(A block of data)
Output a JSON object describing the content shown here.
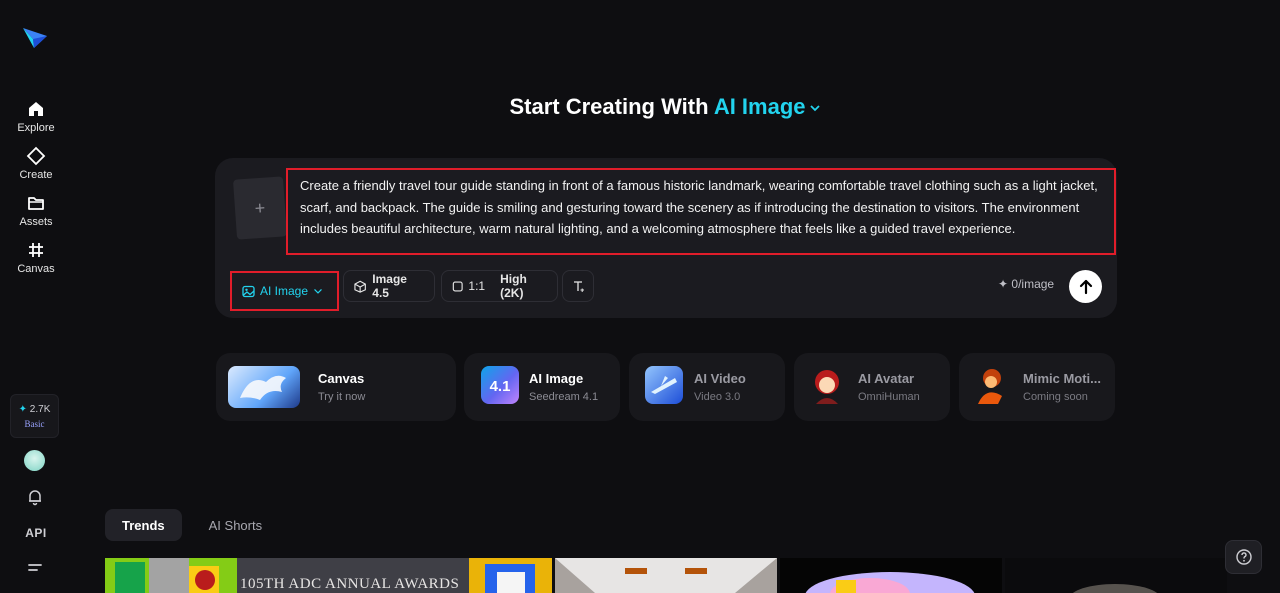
{
  "sidebar": {
    "items": [
      {
        "label": "Explore",
        "icon": "home-icon"
      },
      {
        "label": "Create",
        "icon": "diamond-icon"
      },
      {
        "label": "Assets",
        "icon": "folder-icon"
      },
      {
        "label": "Canvas",
        "icon": "canvas-grid-icon"
      }
    ],
    "credits": {
      "amount": "2.7K",
      "plan": "Basic"
    },
    "api_label": "API"
  },
  "headline": {
    "prefix": "Start Creating With",
    "mode": "AI Image"
  },
  "composer": {
    "upload_symbol": "+",
    "prompt": "Create a friendly travel tour guide standing in front of a famous historic landmark, wearing comfortable travel clothing such as a light jacket, scarf, and backpack. The guide is smiling and gesturing toward the scenery as if introducing the destination to visitors. The environment includes beautiful architecture, warm natural lighting, and a welcoming atmosphere that feels like a guided travel experience.",
    "mode_chip": "AI Image",
    "model_chip": "Image 4.5",
    "ratio": "1:1",
    "quality": "High (2K)",
    "cost": "0/image"
  },
  "tools": [
    {
      "title": "Canvas",
      "subtitle": "Try it now"
    },
    {
      "title": "AI Image",
      "subtitle": "Seedream 4.1"
    },
    {
      "title": "AI Video",
      "subtitle": "Video 3.0"
    },
    {
      "title": "AI Avatar",
      "subtitle": "OmniHuman"
    },
    {
      "title": "Mimic Moti...",
      "subtitle": "Coming soon"
    }
  ],
  "tabs": [
    "Trends",
    "AI Shorts"
  ],
  "gallery": {
    "banner_text": "105TH ADC ANNUAL AWARDS"
  },
  "colors": {
    "accent": "#22d3ee",
    "background": "#0e0e11",
    "highlight_border": "#e11d2a"
  }
}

* [INSTRUCTION] State how many lines in the records above contain the word "Create", giving only the number.

* [RESPONSE FOR THIS EXERCISE] 2